#### [Your task]
Print exactly the lines from the one containing "Convert this screenshot" through the last line of the records below, both included, and nothing else; omit any pictures.

#### [Available records]
[BEGIN]
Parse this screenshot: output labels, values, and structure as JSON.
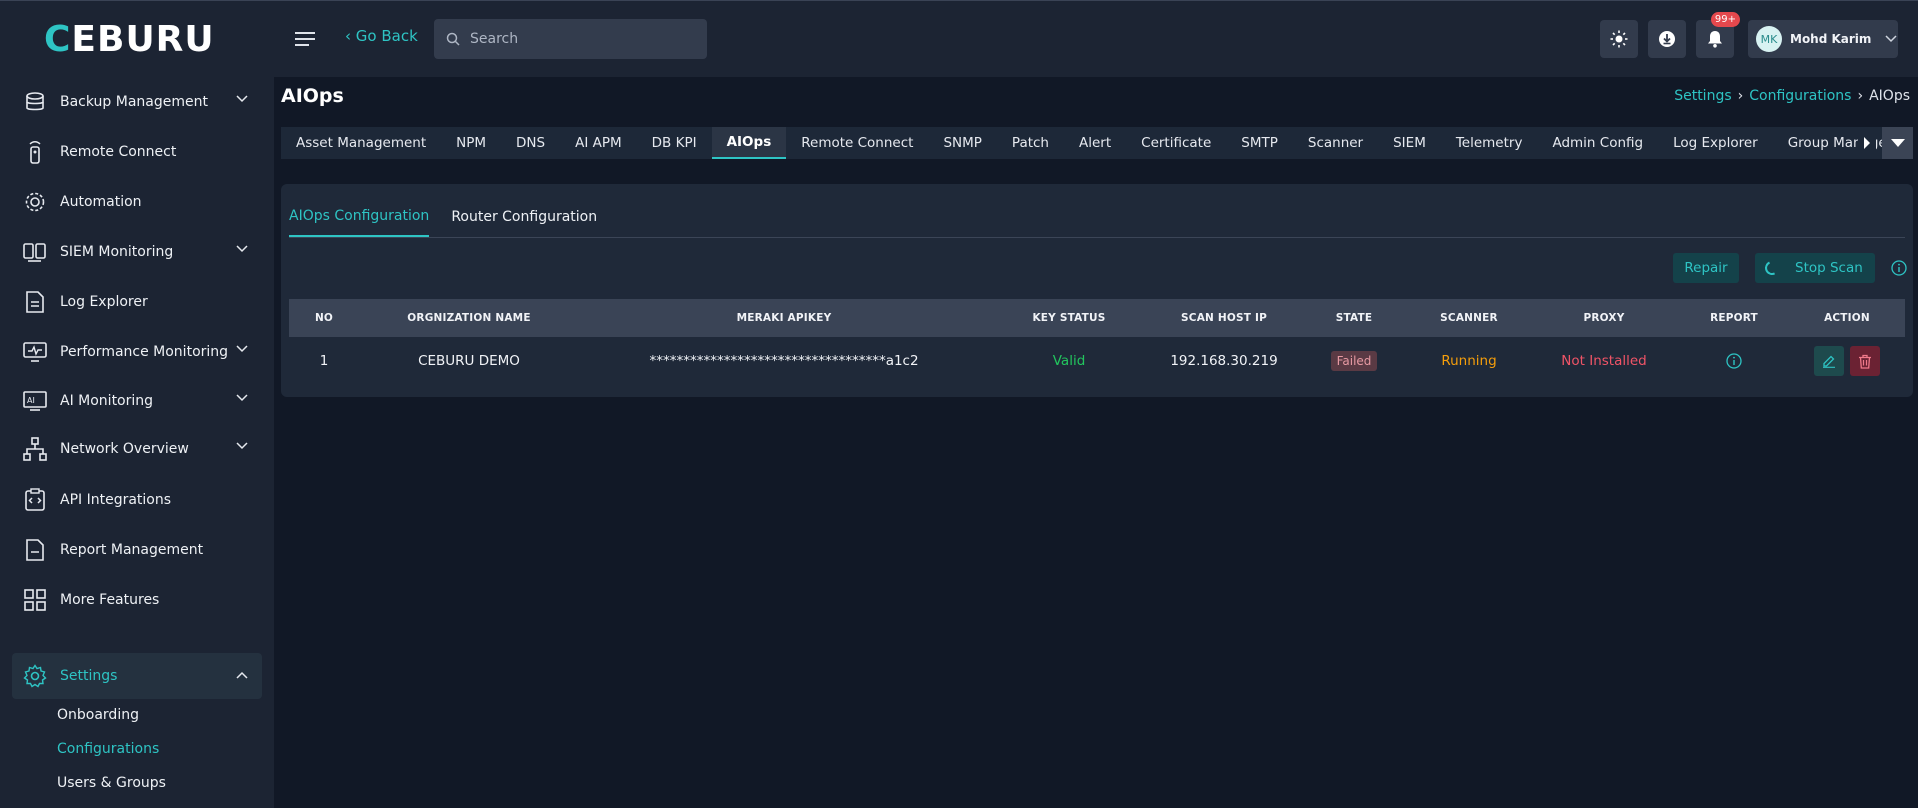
{
  "brand": {
    "logo_text": "CEBURU",
    "accent": "#2ec4c4"
  },
  "header": {
    "go_back_label": "Go Back",
    "search_placeholder": "Search",
    "notification_count": "99+",
    "user": {
      "initials": "MK",
      "name": "Mohd Karim"
    }
  },
  "sidebar": {
    "items": [
      {
        "label": "Backup Management",
        "icon": "database-icon"
      },
      {
        "label": "Remote Connect",
        "icon": "remote-icon"
      },
      {
        "label": "Automation",
        "icon": "gear-automation-icon"
      },
      {
        "label": "SIEM Monitoring",
        "icon": "siem-icon"
      },
      {
        "label": "Log Explorer",
        "icon": "document-icon"
      },
      {
        "label": "Performance Monitoring",
        "icon": "monitor-icon"
      },
      {
        "label": "AI Monitoring",
        "icon": "ai-icon"
      },
      {
        "label": "Network Overview",
        "icon": "network-icon"
      },
      {
        "label": "API Integrations",
        "icon": "api-icon"
      },
      {
        "label": "Report Management",
        "icon": "report-icon"
      },
      {
        "label": "More Features",
        "icon": "grid-icon"
      },
      {
        "label": "Settings",
        "icon": "settings-icon"
      }
    ],
    "settings_sub": [
      "Onboarding",
      "Configurations",
      "Users & Groups"
    ]
  },
  "page": {
    "title": "AIOps",
    "breadcrumb": [
      "Settings",
      "Configurations",
      "AIOps"
    ]
  },
  "tabs": [
    "Asset Management",
    "NPM",
    "DNS",
    "AI APM",
    "DB KPI",
    "AIOps",
    "Remote Connect",
    "SNMP",
    "Patch",
    "Alert",
    "Certificate",
    "SMTP",
    "Scanner",
    "SIEM",
    "Telemetry",
    "Admin Config",
    "Log Explorer",
    "Group Manage"
  ],
  "subtabs": [
    "AIOps Configuration",
    "Router Configuration"
  ],
  "actions": {
    "repair": "Repair",
    "stop_scan": "Stop Scan"
  },
  "table": {
    "headers": [
      "NO",
      "ORGNIZATION NAME",
      "MERAKI APIKEY",
      "KEY STATUS",
      "SCAN HOST IP",
      "STATE",
      "SCANNER",
      "PROXY",
      "REPORT",
      "ACTION"
    ],
    "rows": [
      {
        "no": "1",
        "org": "CEBURU DEMO",
        "apikey": "***********************************a1c2",
        "key_status": "Valid",
        "host_ip": "192.168.30.219",
        "state": "Failed",
        "scanner": "Running",
        "proxy": "Not Installed"
      }
    ]
  },
  "colors": {
    "valid": "#22c55e",
    "running": "#f59e0b",
    "not_installed": "#f05467"
  }
}
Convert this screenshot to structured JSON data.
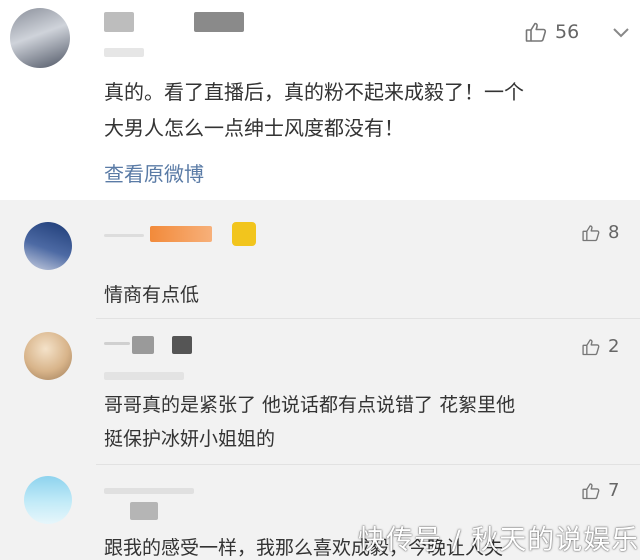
{
  "main_comment": {
    "like_count": "56",
    "text_line1": "真的。看了直播后，真的粉不起来成毅了！一个",
    "text_line2": "大男人怎么一点绅士风度都没有！",
    "view_original": "查看原微博"
  },
  "replies": [
    {
      "like_count": "8",
      "text_line1": "情商有点低",
      "text_line2": ""
    },
    {
      "like_count": "2",
      "text_line1": "哥哥真的是紧张了 他说话都有点说错了 花絮里他",
      "text_line2": "挺保护冰妍小姐姐的"
    },
    {
      "like_count": "7",
      "text_line1": "跟我的感受一样，我那么喜欢成毅，今晚让人失",
      "text_line2": ""
    }
  ],
  "watermark": "快传号 / 秋天的说娱乐",
  "colors": {
    "link": "#5a7ba6",
    "reply_bg": "#f2f2f2",
    "main_bg": "#ffffff"
  }
}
[END]
#### [Exercise output]
Convert this screenshot to structured JSON data.
{
  "main_comment": {
    "like_count": "56",
    "text_line1": "真的。看了直播后，真的粉不起来成毅了！一个",
    "text_line2": "大男人怎么一点绅士风度都没有！",
    "view_original": "查看原微博"
  },
  "replies": [
    {
      "like_count": "8",
      "text_line1": "情商有点低",
      "text_line2": ""
    },
    {
      "like_count": "2",
      "text_line1": "哥哥真的是紧张了 他说话都有点说错了 花絮里他",
      "text_line2": "挺保护冰妍小姐姐的"
    },
    {
      "like_count": "7",
      "text_line1": "跟我的感受一样，我那么喜欢成毅，今晚让人失",
      "text_line2": ""
    }
  ],
  "watermark": "快传号 / 秋天的说娱乐",
  "colors": {
    "link": "#5a7ba6",
    "reply_bg": "#f2f2f2",
    "main_bg": "#ffffff"
  }
}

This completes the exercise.